## Rows from a dataset:
## START

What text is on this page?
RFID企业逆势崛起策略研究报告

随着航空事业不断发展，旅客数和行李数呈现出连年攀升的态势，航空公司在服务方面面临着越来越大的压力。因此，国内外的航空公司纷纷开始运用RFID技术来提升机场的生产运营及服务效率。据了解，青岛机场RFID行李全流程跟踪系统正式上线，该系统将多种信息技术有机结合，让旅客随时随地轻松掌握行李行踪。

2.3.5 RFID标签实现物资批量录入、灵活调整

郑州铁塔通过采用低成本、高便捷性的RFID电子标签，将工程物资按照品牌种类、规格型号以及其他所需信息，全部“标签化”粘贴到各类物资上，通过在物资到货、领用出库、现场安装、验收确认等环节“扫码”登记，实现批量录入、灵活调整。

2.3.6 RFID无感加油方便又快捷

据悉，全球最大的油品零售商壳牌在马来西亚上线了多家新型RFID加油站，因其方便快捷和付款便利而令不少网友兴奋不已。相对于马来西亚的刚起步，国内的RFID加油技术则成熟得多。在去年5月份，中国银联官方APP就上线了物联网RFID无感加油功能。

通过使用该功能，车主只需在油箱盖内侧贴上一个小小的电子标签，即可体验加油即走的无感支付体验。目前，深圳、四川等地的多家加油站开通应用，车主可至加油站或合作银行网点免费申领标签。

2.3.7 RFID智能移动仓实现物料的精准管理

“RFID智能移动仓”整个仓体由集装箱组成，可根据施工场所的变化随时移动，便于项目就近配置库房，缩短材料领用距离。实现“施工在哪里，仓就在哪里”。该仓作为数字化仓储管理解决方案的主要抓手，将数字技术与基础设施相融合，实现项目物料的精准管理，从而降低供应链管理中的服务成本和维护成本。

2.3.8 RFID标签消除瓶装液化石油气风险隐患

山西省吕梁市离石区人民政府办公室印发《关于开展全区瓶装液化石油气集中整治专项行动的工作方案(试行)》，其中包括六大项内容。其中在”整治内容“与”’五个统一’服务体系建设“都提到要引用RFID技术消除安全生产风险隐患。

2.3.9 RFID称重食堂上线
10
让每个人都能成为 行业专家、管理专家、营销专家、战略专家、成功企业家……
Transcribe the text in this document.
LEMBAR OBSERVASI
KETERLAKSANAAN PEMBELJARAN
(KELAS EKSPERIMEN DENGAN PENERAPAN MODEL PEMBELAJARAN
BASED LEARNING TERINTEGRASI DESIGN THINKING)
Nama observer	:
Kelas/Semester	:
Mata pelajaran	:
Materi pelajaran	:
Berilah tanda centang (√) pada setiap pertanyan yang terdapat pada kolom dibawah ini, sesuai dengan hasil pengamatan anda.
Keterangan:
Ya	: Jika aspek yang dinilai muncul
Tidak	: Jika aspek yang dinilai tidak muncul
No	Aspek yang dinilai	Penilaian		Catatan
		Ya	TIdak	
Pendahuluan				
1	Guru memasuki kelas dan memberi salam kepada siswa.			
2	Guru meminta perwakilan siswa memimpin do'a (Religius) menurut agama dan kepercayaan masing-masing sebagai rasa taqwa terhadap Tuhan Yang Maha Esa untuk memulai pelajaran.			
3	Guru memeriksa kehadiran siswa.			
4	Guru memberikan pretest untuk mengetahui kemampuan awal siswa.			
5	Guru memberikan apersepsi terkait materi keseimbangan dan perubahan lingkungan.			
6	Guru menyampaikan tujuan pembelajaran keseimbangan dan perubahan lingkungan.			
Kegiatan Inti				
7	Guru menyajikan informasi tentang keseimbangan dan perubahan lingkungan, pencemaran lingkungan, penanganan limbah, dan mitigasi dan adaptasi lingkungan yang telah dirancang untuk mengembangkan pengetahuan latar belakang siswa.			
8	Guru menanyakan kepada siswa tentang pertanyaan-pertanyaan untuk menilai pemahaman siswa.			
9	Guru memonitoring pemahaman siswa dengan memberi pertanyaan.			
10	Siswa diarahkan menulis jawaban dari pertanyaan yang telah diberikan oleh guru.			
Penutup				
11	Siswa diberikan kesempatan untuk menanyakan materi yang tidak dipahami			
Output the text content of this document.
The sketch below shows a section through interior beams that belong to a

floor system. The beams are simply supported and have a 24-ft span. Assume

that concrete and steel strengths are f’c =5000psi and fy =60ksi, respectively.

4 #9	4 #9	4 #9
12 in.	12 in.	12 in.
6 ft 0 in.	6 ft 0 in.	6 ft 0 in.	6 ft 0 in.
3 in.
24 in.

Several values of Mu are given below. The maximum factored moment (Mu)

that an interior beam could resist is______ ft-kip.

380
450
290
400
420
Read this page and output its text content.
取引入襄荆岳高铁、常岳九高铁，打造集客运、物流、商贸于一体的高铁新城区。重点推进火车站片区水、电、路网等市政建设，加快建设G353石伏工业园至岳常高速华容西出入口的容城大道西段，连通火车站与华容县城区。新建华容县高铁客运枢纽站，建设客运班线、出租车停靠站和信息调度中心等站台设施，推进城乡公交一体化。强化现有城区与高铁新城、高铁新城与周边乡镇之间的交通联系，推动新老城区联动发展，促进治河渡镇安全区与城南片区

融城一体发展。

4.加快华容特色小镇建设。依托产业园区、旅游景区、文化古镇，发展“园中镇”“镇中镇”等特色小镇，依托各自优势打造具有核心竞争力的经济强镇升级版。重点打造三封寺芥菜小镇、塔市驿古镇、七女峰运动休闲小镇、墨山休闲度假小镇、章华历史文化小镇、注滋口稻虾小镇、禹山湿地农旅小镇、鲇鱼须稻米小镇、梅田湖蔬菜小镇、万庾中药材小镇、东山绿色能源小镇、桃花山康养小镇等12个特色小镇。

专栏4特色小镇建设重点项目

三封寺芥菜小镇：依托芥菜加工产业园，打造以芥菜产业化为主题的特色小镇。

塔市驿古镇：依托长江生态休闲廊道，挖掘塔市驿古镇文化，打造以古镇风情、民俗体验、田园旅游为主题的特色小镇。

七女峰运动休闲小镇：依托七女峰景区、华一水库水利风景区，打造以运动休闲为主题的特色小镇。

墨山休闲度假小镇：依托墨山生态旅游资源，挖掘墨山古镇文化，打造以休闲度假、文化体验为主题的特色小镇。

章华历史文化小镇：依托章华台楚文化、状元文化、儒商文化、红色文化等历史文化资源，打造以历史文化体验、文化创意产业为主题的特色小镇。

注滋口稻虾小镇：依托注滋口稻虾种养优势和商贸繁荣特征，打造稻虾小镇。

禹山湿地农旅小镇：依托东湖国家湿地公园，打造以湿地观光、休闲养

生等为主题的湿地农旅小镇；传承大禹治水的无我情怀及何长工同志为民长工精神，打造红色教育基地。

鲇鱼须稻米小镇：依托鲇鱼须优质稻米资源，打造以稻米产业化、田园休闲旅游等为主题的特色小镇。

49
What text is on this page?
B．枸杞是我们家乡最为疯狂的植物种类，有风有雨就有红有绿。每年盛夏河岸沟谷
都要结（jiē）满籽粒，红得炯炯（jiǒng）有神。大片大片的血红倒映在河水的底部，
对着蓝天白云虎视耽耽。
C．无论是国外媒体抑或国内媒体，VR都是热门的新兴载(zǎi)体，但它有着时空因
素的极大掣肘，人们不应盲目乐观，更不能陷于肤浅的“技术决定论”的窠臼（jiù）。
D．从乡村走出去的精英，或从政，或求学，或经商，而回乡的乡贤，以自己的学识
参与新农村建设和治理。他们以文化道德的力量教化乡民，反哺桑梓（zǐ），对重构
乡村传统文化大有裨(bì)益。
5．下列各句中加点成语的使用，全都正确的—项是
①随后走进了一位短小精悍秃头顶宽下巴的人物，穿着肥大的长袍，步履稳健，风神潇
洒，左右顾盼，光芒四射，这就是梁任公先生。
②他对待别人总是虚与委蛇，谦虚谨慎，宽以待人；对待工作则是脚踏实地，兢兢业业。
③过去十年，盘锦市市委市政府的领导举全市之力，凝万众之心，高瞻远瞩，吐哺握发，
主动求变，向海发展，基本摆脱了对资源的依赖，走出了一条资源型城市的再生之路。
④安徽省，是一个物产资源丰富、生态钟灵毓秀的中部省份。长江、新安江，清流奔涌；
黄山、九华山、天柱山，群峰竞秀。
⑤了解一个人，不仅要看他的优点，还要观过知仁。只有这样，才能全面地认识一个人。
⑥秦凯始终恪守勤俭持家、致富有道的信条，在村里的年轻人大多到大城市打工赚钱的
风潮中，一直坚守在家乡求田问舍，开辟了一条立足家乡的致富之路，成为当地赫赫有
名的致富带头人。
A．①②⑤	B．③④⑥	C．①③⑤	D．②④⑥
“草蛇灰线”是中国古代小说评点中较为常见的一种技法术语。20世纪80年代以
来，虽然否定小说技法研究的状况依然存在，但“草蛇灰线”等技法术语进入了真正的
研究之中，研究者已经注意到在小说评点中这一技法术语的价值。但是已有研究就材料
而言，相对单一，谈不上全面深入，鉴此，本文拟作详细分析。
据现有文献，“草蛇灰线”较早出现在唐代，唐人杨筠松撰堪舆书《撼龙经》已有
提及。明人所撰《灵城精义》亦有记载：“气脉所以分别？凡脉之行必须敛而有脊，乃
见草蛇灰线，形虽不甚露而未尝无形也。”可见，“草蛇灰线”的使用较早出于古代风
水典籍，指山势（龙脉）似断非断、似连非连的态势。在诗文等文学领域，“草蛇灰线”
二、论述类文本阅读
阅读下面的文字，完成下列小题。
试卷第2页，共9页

## END

## TASK:
Lines of the material that contain the word "tentang" are to be gathered.

## THE RESULT:
7	Guru menyajikan informasi tentang keseimbangan dan perubahan lingkungan, pencemaran lingkungan, penanganan limbah, dan mitigasi dan adaptasi lingkungan yang telah dirancang untuk mengembangkan pengetahuan latar belakang siswa.			
8	Guru menanyakan kepada siswa tentang pertanyaan-pertanyaan untuk menilai pemahaman siswa.			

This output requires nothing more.